# [Task]
Your task is to copy the listing exactly. Drop any pictures from the copy.

# [Raw records]

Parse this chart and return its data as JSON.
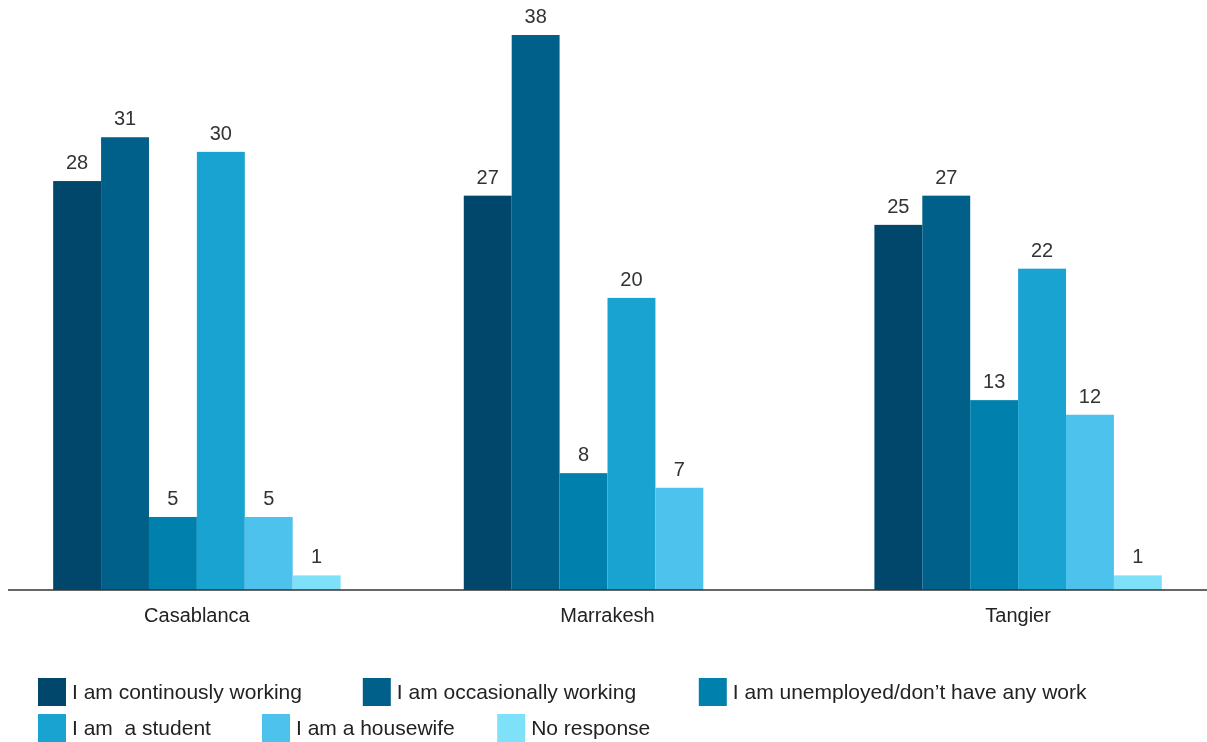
{
  "chart_data": {
    "type": "bar",
    "categories": [
      "Casablanca",
      "Marrakesh",
      "Tangier"
    ],
    "series": [
      {
        "name": "I am continously working",
        "color": "#00476b",
        "values": [
          28,
          27,
          25
        ]
      },
      {
        "name": "I am occasionally working",
        "color": "#006089",
        "values": [
          31,
          38,
          27
        ]
      },
      {
        "name": "I am unemployed/don’t have any work",
        "color": "#0081ad",
        "values": [
          5,
          8,
          13
        ]
      },
      {
        "name": "I am  a student",
        "color": "#19a3d0",
        "values": [
          30,
          20,
          22
        ]
      },
      {
        "name": "I am a housewife",
        "color": "#4cc2ec",
        "values": [
          5,
          7,
          12
        ]
      },
      {
        "name": "No response",
        "color": "#7ee0f9",
        "values": [
          1,
          null,
          1
        ]
      }
    ],
    "data_labels": true,
    "legend": "bottom"
  }
}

# [Reply]
Parse this chart and return its data as JSON.
{
  "chart_data": {
    "type": "bar",
    "categories": [
      "Casablanca",
      "Marrakesh",
      "Tangier"
    ],
    "series": [
      {
        "name": "I am continously working",
        "color": "#00476b",
        "values": [
          28,
          27,
          25
        ]
      },
      {
        "name": "I am occasionally working",
        "color": "#006089",
        "values": [
          31,
          38,
          27
        ]
      },
      {
        "name": "I am unemployed/don’t have any work",
        "color": "#0081ad",
        "values": [
          5,
          8,
          13
        ]
      },
      {
        "name": "I am  a student",
        "color": "#19a3d0",
        "values": [
          30,
          20,
          22
        ]
      },
      {
        "name": "I am a housewife",
        "color": "#4cc2ec",
        "values": [
          5,
          7,
          12
        ]
      },
      {
        "name": "No response",
        "color": "#7ee0f9",
        "values": [
          1,
          null,
          1
        ]
      }
    ],
    "data_labels": true,
    "legend": "bottom"
  }
}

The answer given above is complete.